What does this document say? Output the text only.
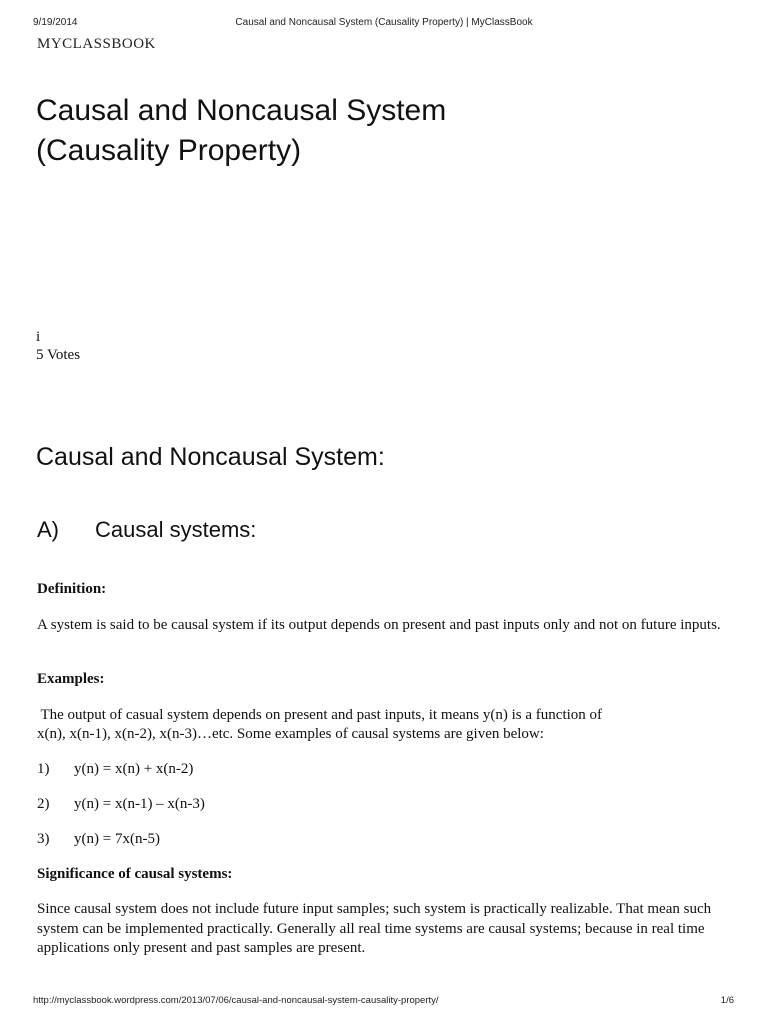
9/19/2014	Causal and Noncausal System (Causality Property) | MyClassBook
MYCLASSBOOK
Causal and Noncausal System
(Causality Property)
i
5 Votes
Causal and Noncausal System:
A) Causal systems:
Definition:
A system is said to be causal system if its output depends on present and past inputs only and not on future inputs.
Examples:
The output of casual system depends on present and past inputs, it means y(n) is a function of
x(n), x(n-1), x(n-2), x(n-3)…etc. Some examples of causal systems are given below:
1) y(n) = x(n) + x(n-2)
2) y(n) = x(n-1) – x(n-3)
3) y(n) = 7x(n-5)
Significance of causal systems:
Since causal system does not include future input samples; such system is practically realizable. That mean such system can be implemented practically. Generally all real time systems are causal systems; because in real time applications only present and past samples are present.
http://myclassbook.wordpress.com/2013/07/06/causal-and-noncausal-system-causality-property/	1/6
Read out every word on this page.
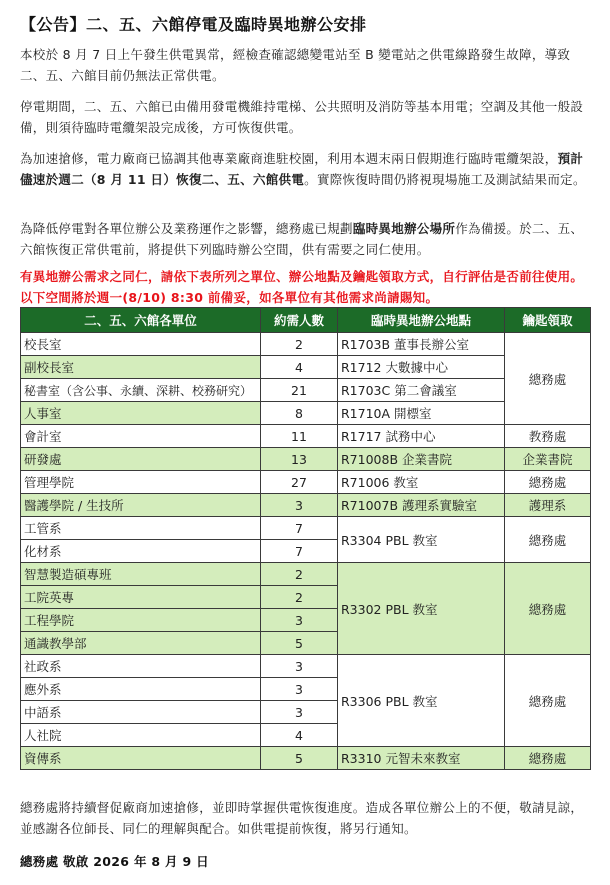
【公告】二、五、六館停電及臨時異地辦公安排
本校於 8 月 7 日上午發生供電異常，經檢查確認總變電站至 B 變電站之供電線路發生故障，導致二、五、六館目前仍無法正常供電。
停電期間，二、五、六館已由備用發電機維持電梯、公共照明及消防等基本用電；空調及其他一般設備，則須待臨時電纜架設完成後，方可恢復供電。
為加速搶修，電力廠商已協調其他專業廠商進駐校園，利用本週末兩日假期進行臨時電纜架設，預計儘速於週二（8 月 11 日）恢復二、五、六館供電。實際恢復時間仍將視現場施工及測試結果而定。
為降低停電對各單位辦公及業務運作之影響，總務處已規劃臨時異地辦公場所作為備援。於二、五、六館恢復正常供電前，將提供下列臨時辦公空間，供有需要之同仁使用。
有異地辦公需求之同仁，請依下表所列之單位、辦公地點及鑰匙領取方式，自行評估是否前往使用。以下空間將於週一(8/10) 8:30 前備妥，如各單位有其他需求尚請賜知。
二、五、六館各單位	約需人數	臨時異地辦公地點	鑰匙領取
校長室	2	R1703B 董事長辦公室	總務處
副校長室	4	R1712 大數據中心	
秘書室（含公事、永續、深耕、校務研究）	21	R1703C 第二會議室	
人事室	8	R1710A 開標室	
會計室	11	R1717 試務中心	教務處
研發處	13	R71008B 企業書院	企業書院
管理學院	27	R71006 教室	總務處
醫護學院 / 生技所	3	R71007B 護理系實驗室	護理系
工管系	7	R3304 PBL 教室	總務處
化材系	7		
智慧製造碩專班	2	R3302 PBL 教室	總務處
工院英專	2		
工程學院	3		
通識教學部	5		
社政系	3	R3306 PBL 教室	總務處
應外系	3		
中語系	3		
人社院	4		
資傳系	5	R3310 元智未來教室	總務處
總務處將持續督促廠商加速搶修，並即時掌握供電恢復進度。造成各單位辦公上的不便，敬請見諒，並感謝各位師長、同仁的理解與配合。如供電提前恢復，將另行通知。
總務處 敬啟 2026 年 8 月 9 日
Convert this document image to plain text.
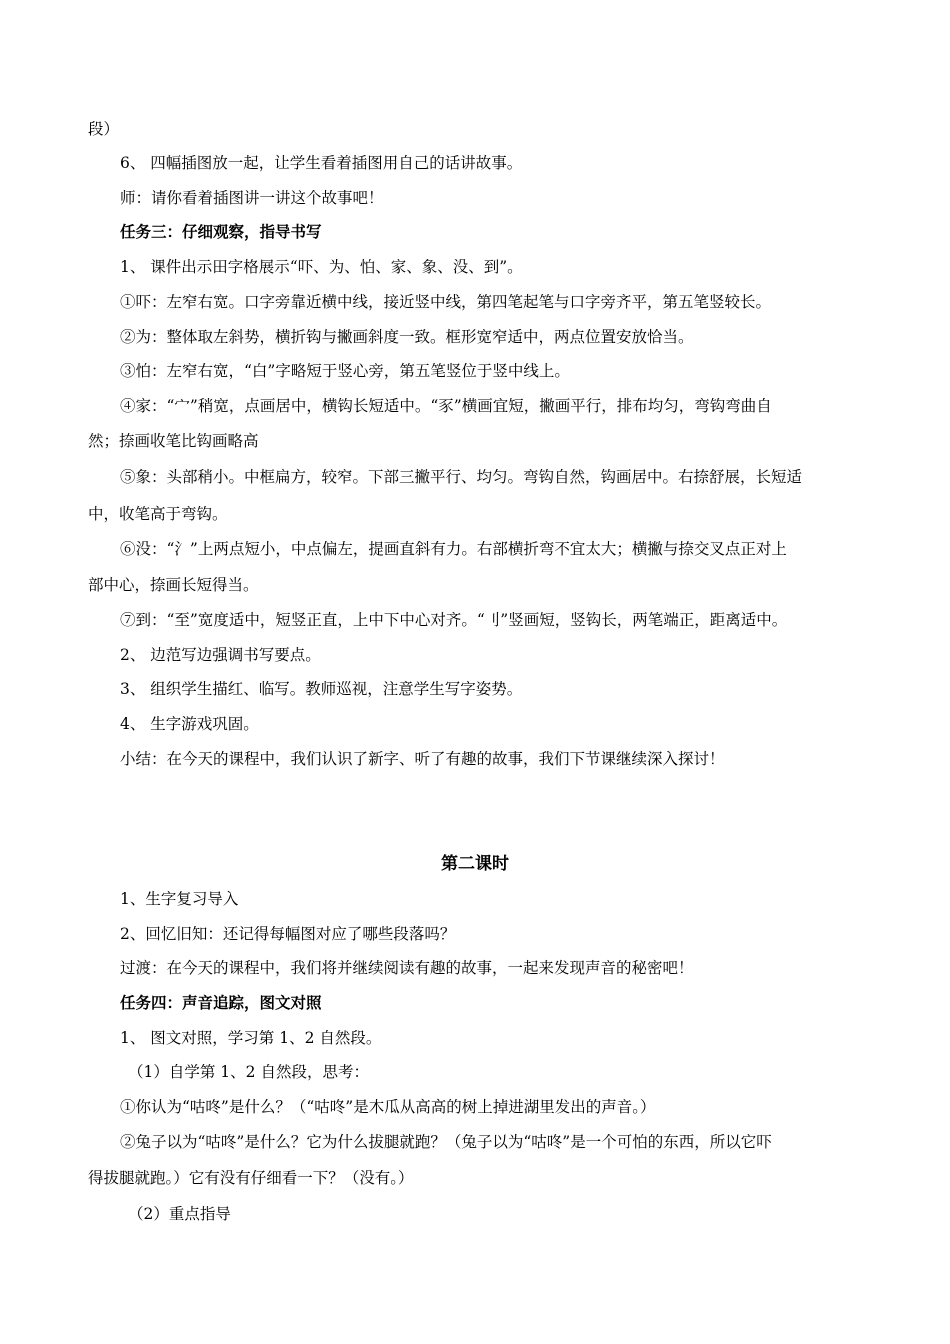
段）
6、 四幅插图放一起，让学生看着插图用自己的话讲故事。
师：请你看着插图讲一讲这个故事吧！
任务三：仔细观察，指导书写
1、 课件出示田字格展示“吓、为、怕、家、象、没、到”。
①吓：左窄右宽。口字旁靠近横中线，接近竖中线，第四笔起笔与口字旁齐平，第五笔竖较长。
②为：整体取左斜势，横折钩与撇画斜度一致。框形宽窄适中，两点位置安放恰当。
③怕：左窄右宽，“白”字略短于竖心旁，第五笔竖位于竖中线上。
④家：“宀”稍宽，点画居中，横钩长短适中。“豕”横画宜短，撇画平行，排布均匀，弯钩弯曲自
然；捺画收笔比钩画略高
⑤象：头部稍小。中框扁方，较窄。下部三撇平行、均匀。弯钩自然，钩画居中。右捺舒展，长短适
中，收笔高于弯钩。
⑥没：“氵”上两点短小，中点偏左，提画直斜有力。右部横折弯不宜太大；横撇与捺交叉点正对上
部中心，捺画长短得当。
⑦到：“至”宽度适中，短竖正直，上中下中心对齐。“刂”竖画短，竖钩长，两笔端正，距离适中。
2、 边范写边强调书写要点。
3、 组织学生描红、临写。教师巡视，注意学生写字姿势。
4、 生字游戏巩固。
小结：在今天的课程中，我们认识了新字、听了有趣的故事，我们下节课继续深入探讨！
第二课时
1、生字复习导入
2、回忆旧知：还记得每幅图对应了哪些段落吗？
过渡：在今天的课程中，我们将并继续阅读有趣的故事，一起来发现声音的秘密吧！
任务四：声音追踪，图文对照
1、 图文对照，学习第 1、2 自然段。
（1）自学第 1、2 自然段，思考：
①你认为“咕咚”是什么？（“咕咚”是木瓜从高高的树上掉进湖里发出的声音。）
②兔子以为“咕咚”是什么？它为什么拔腿就跑？（兔子以为“咕咚”是一个可怕的东西，所以它吓
得拔腿就跑。）它有没有仔细看一下？（没有。）
（2）重点指导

☆ ☆ ☆ ☆ ☆

Work to complete:
Scan the data for the word "does" and copy every line where it shows up.

Exercise answer:
What does this document say? Output the text only.
Since causal system does not include future input samples; such system is practically realizable. That mean such system can be implemented practically. Generally all real time systems are causal systems; because in real time applications only present and past samples are present.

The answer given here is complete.